::: Raw data
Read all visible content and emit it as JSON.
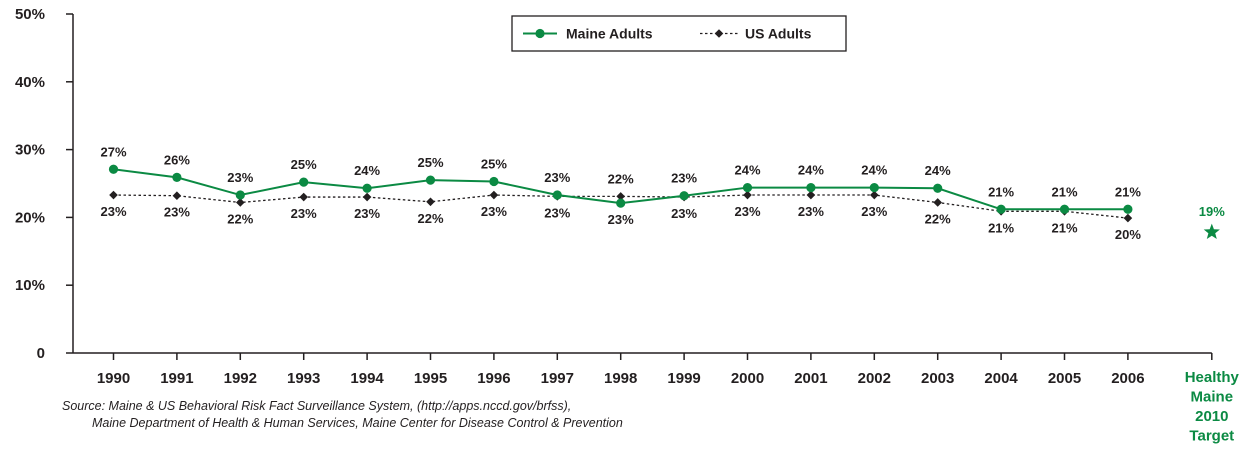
{
  "chart_data": {
    "type": "line",
    "x": [
      "1990",
      "1991",
      "1992",
      "1993",
      "1994",
      "1995",
      "1996",
      "1997",
      "1998",
      "1999",
      "2000",
      "2001",
      "2002",
      "2003",
      "2004",
      "2005",
      "2006"
    ],
    "ylim": [
      0,
      50
    ],
    "yticks": [
      0,
      10,
      20,
      30,
      40,
      50
    ],
    "ytick_labels": [
      "0",
      "10%",
      "20%",
      "30%",
      "40%",
      "50%"
    ],
    "grid": false,
    "legend_position": "top-center",
    "series": [
      {
        "name": "Maine Adults",
        "color": "#0b8a43",
        "style": "solid",
        "marker": "circle",
        "values": [
          27.1,
          25.9,
          23.3,
          25.2,
          24.3,
          25.5,
          25.3,
          23.3,
          22.1,
          23.2,
          24.4,
          24.4,
          24.4,
          24.3,
          21.2,
          21.2,
          21.2
        ],
        "labels": [
          "27%",
          "26%",
          "23%",
          "25%",
          "24%",
          "25%",
          "25%",
          "23%",
          "22%",
          "23%",
          "24%",
          "24%",
          "24%",
          "24%",
          "21%",
          "21%",
          "21%"
        ]
      },
      {
        "name": "US Adults",
        "color": "#231f20",
        "style": "dotted",
        "marker": "diamond",
        "values": [
          23.3,
          23.2,
          22.2,
          23.0,
          23.0,
          22.3,
          23.3,
          23.1,
          23.1,
          23.0,
          23.3,
          23.3,
          23.3,
          22.2,
          20.9,
          20.9,
          19.9
        ],
        "labels": [
          "23%",
          "23%",
          "22%",
          "23%",
          "23%",
          "22%",
          "23%",
          "23%",
          "23%",
          "23%",
          "23%",
          "23%",
          "23%",
          "22%",
          "21%",
          "21%",
          "20%"
        ]
      }
    ],
    "target": {
      "label_lines": [
        "Healthy",
        "Maine",
        "2010",
        "Target"
      ],
      "value": 19,
      "value_label": "19%",
      "color": "#0b8a43",
      "marker": "star"
    },
    "source_lines": [
      "Source: Maine & US Behavioral Risk Fact Surveillance System, (http://apps.nccd.gov/brfss),",
      "Maine Department of Health & Human Services, Maine Center for Disease Control & Prevention"
    ]
  }
}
::::::
Given request ->
Output the material word for word, omitting its pictures.

Full answer ->
Read all visible content and emit it as JSON.
{
  "chart_data": {
    "type": "line",
    "x": [
      "1990",
      "1991",
      "1992",
      "1993",
      "1994",
      "1995",
      "1996",
      "1997",
      "1998",
      "1999",
      "2000",
      "2001",
      "2002",
      "2003",
      "2004",
      "2005",
      "2006"
    ],
    "ylim": [
      0,
      50
    ],
    "yticks": [
      0,
      10,
      20,
      30,
      40,
      50
    ],
    "ytick_labels": [
      "0",
      "10%",
      "20%",
      "30%",
      "40%",
      "50%"
    ],
    "grid": false,
    "legend_position": "top-center",
    "series": [
      {
        "name": "Maine Adults",
        "color": "#0b8a43",
        "style": "solid",
        "marker": "circle",
        "values": [
          27.1,
          25.9,
          23.3,
          25.2,
          24.3,
          25.5,
          25.3,
          23.3,
          22.1,
          23.2,
          24.4,
          24.4,
          24.4,
          24.3,
          21.2,
          21.2,
          21.2
        ],
        "labels": [
          "27%",
          "26%",
          "23%",
          "25%",
          "24%",
          "25%",
          "25%",
          "23%",
          "22%",
          "23%",
          "24%",
          "24%",
          "24%",
          "24%",
          "21%",
          "21%",
          "21%"
        ]
      },
      {
        "name": "US Adults",
        "color": "#231f20",
        "style": "dotted",
        "marker": "diamond",
        "values": [
          23.3,
          23.2,
          22.2,
          23.0,
          23.0,
          22.3,
          23.3,
          23.1,
          23.1,
          23.0,
          23.3,
          23.3,
          23.3,
          22.2,
          20.9,
          20.9,
          19.9
        ],
        "labels": [
          "23%",
          "23%",
          "22%",
          "23%",
          "23%",
          "22%",
          "23%",
          "23%",
          "23%",
          "23%",
          "23%",
          "23%",
          "23%",
          "22%",
          "21%",
          "21%",
          "20%"
        ]
      }
    ],
    "target": {
      "label_lines": [
        "Healthy",
        "Maine",
        "2010",
        "Target"
      ],
      "value": 19,
      "value_label": "19%",
      "color": "#0b8a43",
      "marker": "star"
    },
    "source_lines": [
      "Source: Maine & US Behavioral Risk Fact Surveillance System, (http://apps.nccd.gov/brfss),",
      "Maine Department of Health & Human Services, Maine Center for Disease Control & Prevention"
    ]
  }
}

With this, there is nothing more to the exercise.